_OBJECTIVE_. Retype the whole listing verbatim and keep the pictures out of it.

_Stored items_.
>> BEGIN

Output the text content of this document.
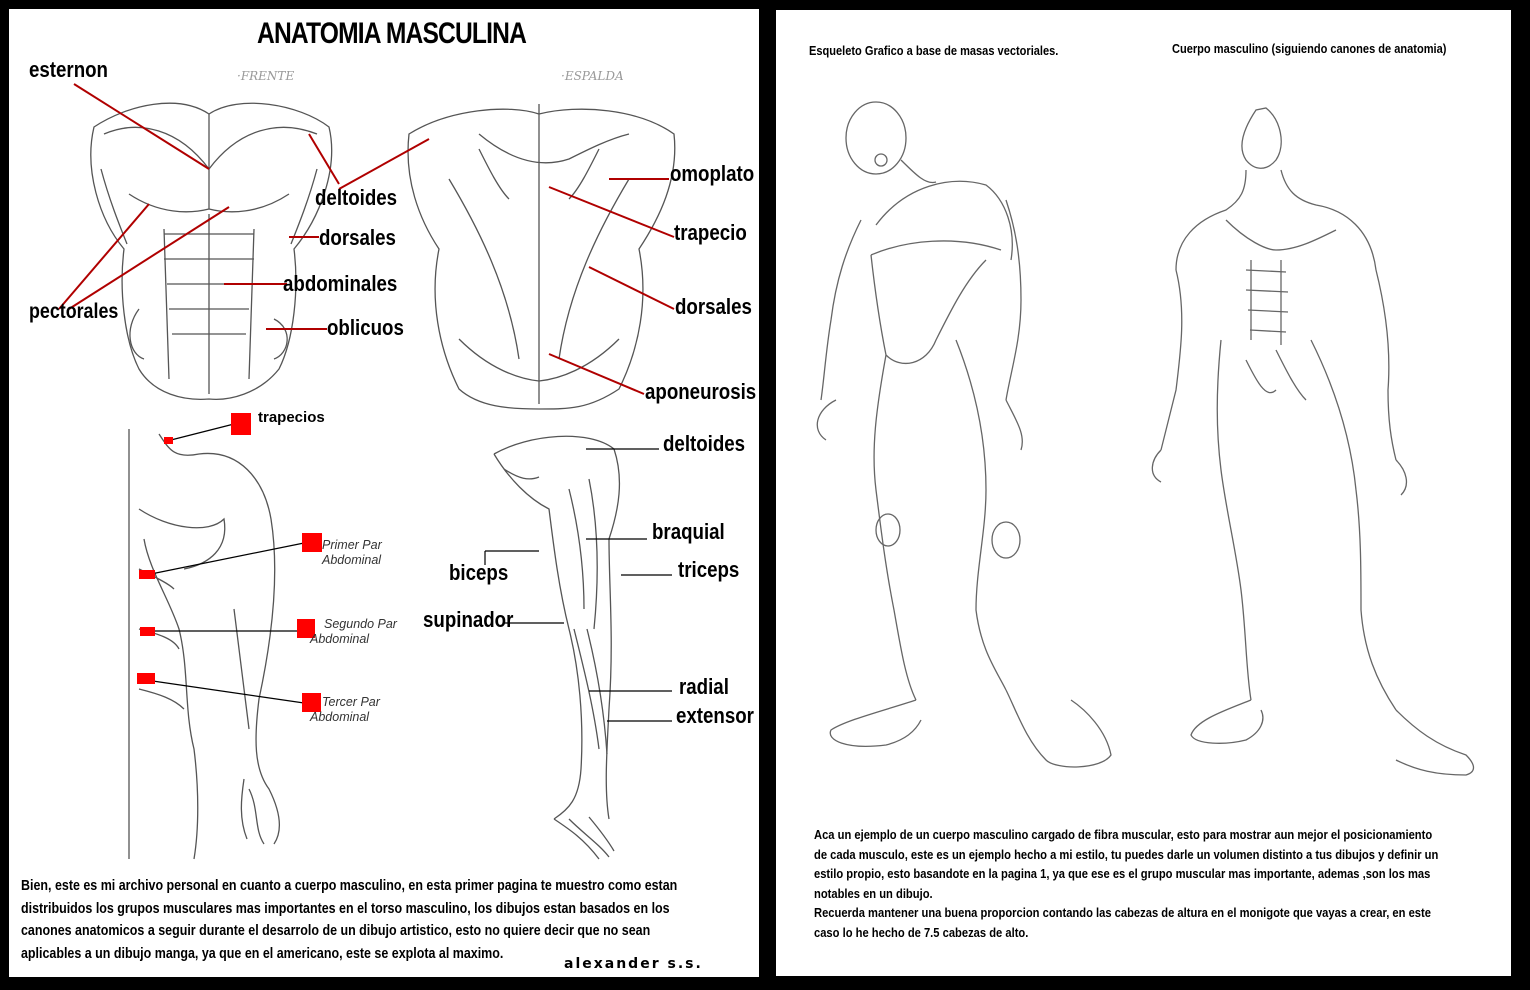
ANATOMIA MASCULINA
·FRENTE	·ESPALDA
esternon
deltoides
dorsales
abdominales
oblicuos
pectorales
omoplato
trapecio
dorsales
aponeurosis
trapecios
Primer Par
Abdominal
Segundo Par
Abdominal
Tercer Par
Abdominal
deltoides
braquial
biceps	triceps
supinador
radial
extensor
Bien, este es mi archivo personal en cuanto a cuerpo masculino, en esta primer pagina te muestro como estan
distribuidos los grupos musculares mas importantes en el torso masculino, los dibujos estan basados en los
canones anatomicos a seguir durante el desarrolo de un dibujo artistico, esto no quiere decir que no sean
aplicables a un dibujo manga, ya que en el americano, este se explota al maximo.
alexander s.s.
Esqueleto Grafico a base de masas vectoriales.	Cuerpo masculino (siguiendo canones de anatomia)
Aca un ejemplo de un cuerpo masculino cargado de fibra muscular, esto para mostrar aun mejor el posicionamiento
de cada musculo, este es un ejemplo hecho a mi estilo, tu puedes darle un volumen distinto a tus dibujos y definir un
estilo propio, esto basandote en la pagina 1, ya que ese es el grupo muscular mas importante, ademas ,son los mas
notables en un dibujo.
Recuerda mantener una buena proporcion contando las cabezas de altura en el monigote que vayas a crear, en este
caso lo he hecho de 7.5 cabezas de alto.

>> END

_RIGHT ANSWER_.
Output the text content of this document.
ANATOMIA MASCULINA
·FRENTE	·ESPALDA
esternon
deltoides
dorsales
abdominales
oblicuos
pectorales
omoplato
trapecio
dorsales
aponeurosis
trapecios
Primer Par
Abdominal
Segundo Par
Abdominal
Tercer Par
Abdominal
deltoides
braquial
biceps	triceps
supinador
radial
extensor
Bien, este es mi archivo personal en cuanto a cuerpo masculino, en esta primer pagina te muestro como estan
distribuidos los grupos musculares mas importantes en el torso masculino, los dibujos estan basados en los
canones anatomicos a seguir durante el desarrolo de un dibujo artistico, esto no quiere decir que no sean
aplicables a un dibujo manga, ya que en el americano, este se explota al maximo.
alexander s.s.
Esqueleto Grafico a base de masas vectoriales.	Cuerpo masculino (siguiendo canones de anatomia)
Aca un ejemplo de un cuerpo masculino cargado de fibra muscular, esto para mostrar aun mejor el posicionamiento
de cada musculo, este es un ejemplo hecho a mi estilo, tu puedes darle un volumen distinto a tus dibujos y definir un
estilo propio, esto basandote en la pagina 1, ya que ese es el grupo muscular mas importante, ademas ,son los mas
notables en un dibujo.
Recuerda mantener una buena proporcion contando las cabezas de altura en el monigote que vayas a crear, en este
caso lo he hecho de 7.5 cabezas de alto.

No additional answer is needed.